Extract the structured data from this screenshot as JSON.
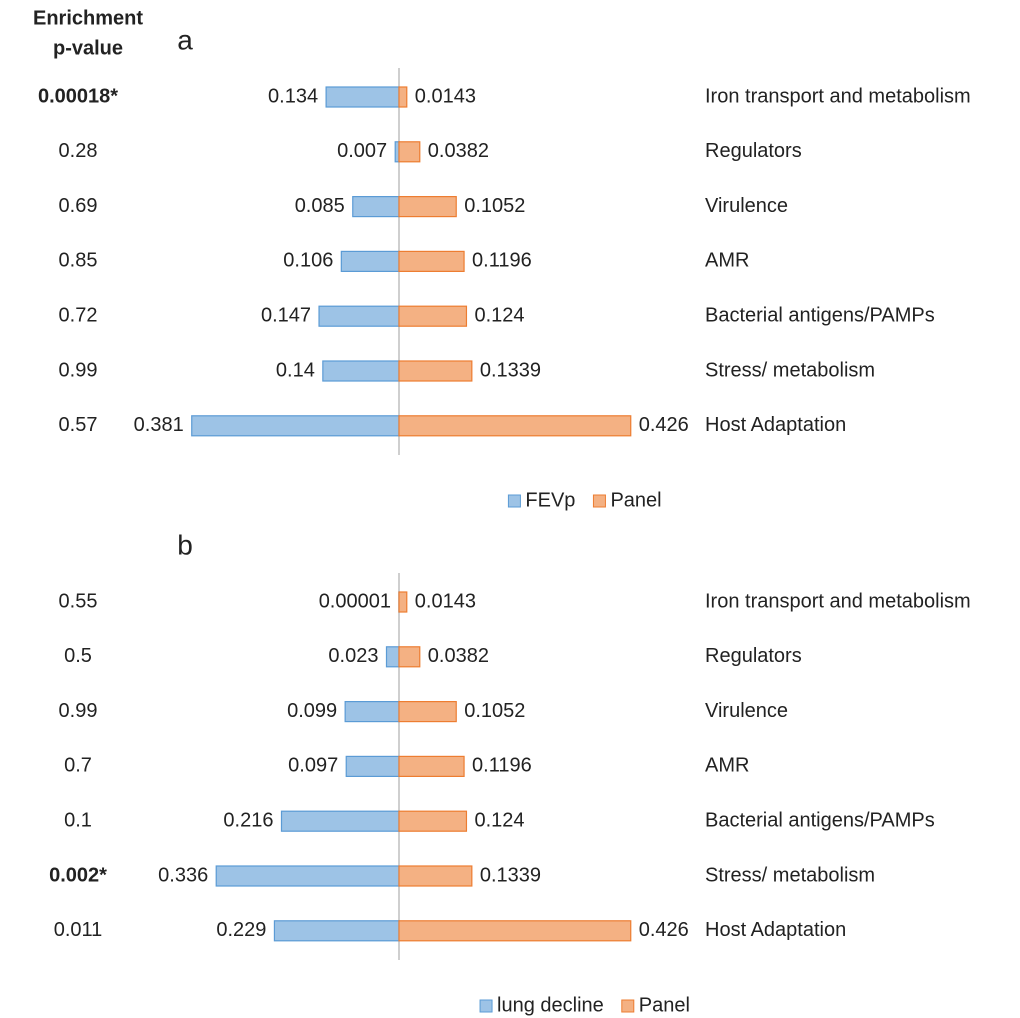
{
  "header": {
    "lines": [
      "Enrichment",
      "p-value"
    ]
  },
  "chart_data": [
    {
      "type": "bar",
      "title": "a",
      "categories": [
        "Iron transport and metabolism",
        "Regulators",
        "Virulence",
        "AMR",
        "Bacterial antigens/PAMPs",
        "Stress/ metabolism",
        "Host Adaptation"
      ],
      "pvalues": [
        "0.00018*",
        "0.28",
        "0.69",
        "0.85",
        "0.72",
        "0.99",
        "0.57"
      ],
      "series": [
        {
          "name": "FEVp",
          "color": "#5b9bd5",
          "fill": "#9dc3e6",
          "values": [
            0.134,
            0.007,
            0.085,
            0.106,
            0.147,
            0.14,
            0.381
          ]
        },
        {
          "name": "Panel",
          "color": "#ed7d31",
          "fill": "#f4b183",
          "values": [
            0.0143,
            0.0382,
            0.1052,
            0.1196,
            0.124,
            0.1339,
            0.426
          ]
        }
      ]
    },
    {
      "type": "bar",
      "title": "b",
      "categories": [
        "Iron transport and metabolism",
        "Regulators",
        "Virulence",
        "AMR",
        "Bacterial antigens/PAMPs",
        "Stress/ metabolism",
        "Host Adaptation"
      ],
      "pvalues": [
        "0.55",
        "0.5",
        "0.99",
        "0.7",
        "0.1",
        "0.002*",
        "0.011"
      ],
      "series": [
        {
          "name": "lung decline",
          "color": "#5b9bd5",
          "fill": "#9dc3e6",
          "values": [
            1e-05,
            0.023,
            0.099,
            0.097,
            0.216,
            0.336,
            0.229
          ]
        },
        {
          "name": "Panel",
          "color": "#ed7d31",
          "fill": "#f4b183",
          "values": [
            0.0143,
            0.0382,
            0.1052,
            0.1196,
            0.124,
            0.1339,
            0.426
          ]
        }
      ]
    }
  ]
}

——

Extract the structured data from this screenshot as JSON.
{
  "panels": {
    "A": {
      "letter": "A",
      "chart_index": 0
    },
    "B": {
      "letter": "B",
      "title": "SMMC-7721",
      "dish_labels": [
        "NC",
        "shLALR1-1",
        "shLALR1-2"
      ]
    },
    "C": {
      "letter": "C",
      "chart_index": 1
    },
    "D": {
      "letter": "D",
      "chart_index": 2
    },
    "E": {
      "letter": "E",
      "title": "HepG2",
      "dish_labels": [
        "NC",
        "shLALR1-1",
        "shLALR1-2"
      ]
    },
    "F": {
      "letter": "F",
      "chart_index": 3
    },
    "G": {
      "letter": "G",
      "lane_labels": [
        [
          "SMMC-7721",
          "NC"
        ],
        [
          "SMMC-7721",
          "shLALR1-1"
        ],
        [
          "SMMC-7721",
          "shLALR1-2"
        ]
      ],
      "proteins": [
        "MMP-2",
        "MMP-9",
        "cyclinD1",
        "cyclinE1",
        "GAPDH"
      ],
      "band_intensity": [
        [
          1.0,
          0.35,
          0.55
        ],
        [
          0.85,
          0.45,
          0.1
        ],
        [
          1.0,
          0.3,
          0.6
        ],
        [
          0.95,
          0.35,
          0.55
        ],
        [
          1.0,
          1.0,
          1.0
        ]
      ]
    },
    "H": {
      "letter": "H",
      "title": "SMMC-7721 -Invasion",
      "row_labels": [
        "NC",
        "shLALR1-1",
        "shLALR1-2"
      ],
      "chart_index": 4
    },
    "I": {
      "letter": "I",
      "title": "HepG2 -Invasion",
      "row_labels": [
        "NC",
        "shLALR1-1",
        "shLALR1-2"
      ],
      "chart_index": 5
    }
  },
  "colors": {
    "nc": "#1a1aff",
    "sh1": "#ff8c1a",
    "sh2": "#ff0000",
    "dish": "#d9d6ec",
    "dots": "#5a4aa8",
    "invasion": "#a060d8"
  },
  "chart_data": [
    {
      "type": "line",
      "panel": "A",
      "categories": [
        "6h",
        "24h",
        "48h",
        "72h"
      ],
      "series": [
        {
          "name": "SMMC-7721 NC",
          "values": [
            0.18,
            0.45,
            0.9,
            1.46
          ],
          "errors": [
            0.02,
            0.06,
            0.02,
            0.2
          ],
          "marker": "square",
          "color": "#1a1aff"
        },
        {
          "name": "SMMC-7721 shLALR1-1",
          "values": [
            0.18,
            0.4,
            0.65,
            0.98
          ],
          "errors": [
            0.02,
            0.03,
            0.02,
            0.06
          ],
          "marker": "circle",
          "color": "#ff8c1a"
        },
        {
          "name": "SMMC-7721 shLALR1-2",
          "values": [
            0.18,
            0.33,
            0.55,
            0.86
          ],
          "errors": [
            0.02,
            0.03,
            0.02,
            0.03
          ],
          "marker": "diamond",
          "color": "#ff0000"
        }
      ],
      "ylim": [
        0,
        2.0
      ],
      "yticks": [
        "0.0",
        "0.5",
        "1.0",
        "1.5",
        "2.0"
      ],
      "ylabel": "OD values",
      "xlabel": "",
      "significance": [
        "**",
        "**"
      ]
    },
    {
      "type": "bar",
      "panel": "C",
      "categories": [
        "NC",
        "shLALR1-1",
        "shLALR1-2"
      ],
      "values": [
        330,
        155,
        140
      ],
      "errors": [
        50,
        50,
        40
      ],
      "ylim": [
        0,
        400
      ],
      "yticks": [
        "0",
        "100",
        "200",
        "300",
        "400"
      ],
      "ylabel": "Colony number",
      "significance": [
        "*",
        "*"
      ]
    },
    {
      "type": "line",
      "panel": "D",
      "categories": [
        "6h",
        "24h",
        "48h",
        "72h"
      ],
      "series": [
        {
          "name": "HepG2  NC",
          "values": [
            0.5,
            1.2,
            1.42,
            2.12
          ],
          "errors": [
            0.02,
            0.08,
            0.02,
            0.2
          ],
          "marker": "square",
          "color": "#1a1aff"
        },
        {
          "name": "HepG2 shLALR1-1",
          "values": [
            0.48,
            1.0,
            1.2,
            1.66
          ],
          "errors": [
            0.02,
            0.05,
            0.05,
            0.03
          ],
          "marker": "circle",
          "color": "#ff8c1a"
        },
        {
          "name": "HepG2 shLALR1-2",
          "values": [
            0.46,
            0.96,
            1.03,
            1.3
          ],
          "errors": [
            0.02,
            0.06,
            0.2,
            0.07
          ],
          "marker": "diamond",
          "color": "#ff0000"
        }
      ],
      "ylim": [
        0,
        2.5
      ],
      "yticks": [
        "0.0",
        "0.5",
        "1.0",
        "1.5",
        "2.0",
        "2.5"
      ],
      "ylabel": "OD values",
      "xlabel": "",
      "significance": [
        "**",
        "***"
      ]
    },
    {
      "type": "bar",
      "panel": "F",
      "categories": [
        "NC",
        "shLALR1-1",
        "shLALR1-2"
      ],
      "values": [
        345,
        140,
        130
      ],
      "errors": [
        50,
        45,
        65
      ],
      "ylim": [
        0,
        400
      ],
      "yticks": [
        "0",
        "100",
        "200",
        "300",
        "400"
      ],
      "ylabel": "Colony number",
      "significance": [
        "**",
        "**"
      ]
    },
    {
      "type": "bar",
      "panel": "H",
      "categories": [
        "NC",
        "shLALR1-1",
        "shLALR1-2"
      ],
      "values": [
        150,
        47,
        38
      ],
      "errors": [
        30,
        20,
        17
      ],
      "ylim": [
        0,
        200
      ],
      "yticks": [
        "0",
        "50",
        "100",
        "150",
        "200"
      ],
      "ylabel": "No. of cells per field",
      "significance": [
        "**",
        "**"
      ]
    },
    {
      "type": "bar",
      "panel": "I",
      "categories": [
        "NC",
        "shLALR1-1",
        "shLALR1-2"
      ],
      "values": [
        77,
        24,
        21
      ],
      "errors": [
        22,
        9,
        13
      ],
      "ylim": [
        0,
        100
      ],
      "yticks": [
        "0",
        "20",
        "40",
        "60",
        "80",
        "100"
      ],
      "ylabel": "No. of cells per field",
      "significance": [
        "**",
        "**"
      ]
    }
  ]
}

——

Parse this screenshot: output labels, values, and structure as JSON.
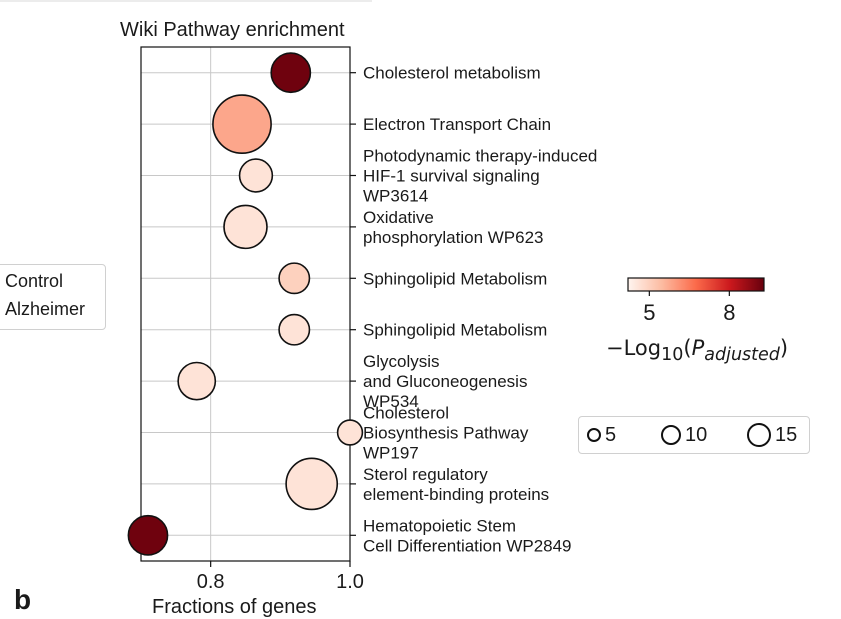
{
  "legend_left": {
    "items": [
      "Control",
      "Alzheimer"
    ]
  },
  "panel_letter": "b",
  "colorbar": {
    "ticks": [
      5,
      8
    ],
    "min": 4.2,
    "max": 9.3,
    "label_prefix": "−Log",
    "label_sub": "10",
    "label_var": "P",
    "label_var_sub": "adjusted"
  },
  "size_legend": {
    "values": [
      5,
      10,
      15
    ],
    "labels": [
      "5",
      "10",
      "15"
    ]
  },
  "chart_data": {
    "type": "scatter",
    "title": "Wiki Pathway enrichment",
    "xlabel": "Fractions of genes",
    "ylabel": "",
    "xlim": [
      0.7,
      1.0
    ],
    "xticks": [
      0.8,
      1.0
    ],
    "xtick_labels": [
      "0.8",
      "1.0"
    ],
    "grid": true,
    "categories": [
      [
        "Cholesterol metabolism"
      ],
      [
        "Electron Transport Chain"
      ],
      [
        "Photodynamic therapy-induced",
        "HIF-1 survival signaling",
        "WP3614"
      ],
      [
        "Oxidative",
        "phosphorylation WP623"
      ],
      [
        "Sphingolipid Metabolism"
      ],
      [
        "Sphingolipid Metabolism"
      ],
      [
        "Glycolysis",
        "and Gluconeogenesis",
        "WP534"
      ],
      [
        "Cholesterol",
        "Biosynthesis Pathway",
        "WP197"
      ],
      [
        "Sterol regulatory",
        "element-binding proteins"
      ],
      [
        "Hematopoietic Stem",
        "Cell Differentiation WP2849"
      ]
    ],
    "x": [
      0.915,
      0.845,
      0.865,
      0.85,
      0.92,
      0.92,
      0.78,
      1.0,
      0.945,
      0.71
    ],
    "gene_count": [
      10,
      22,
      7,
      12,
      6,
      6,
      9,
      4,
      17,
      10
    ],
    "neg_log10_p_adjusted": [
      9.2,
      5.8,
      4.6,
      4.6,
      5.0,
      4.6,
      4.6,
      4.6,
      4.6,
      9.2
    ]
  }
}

——

WHAT YOU SHOULD DO
Search the entries above for the word "SMMC" and copy each line where it appears.

ANSWER BOX
      "title": "SMMC-7721",
          "SMMC-7721",
          "SMMC-7721",
          "SMMC-7721",
      "title": "SMMC-7721 -Invasion",
          "name": "SMMC-7721 NC",
          "name": "SMMC-7721 shLALR1-1",
          "name": "SMMC-7721 shLALR1-2",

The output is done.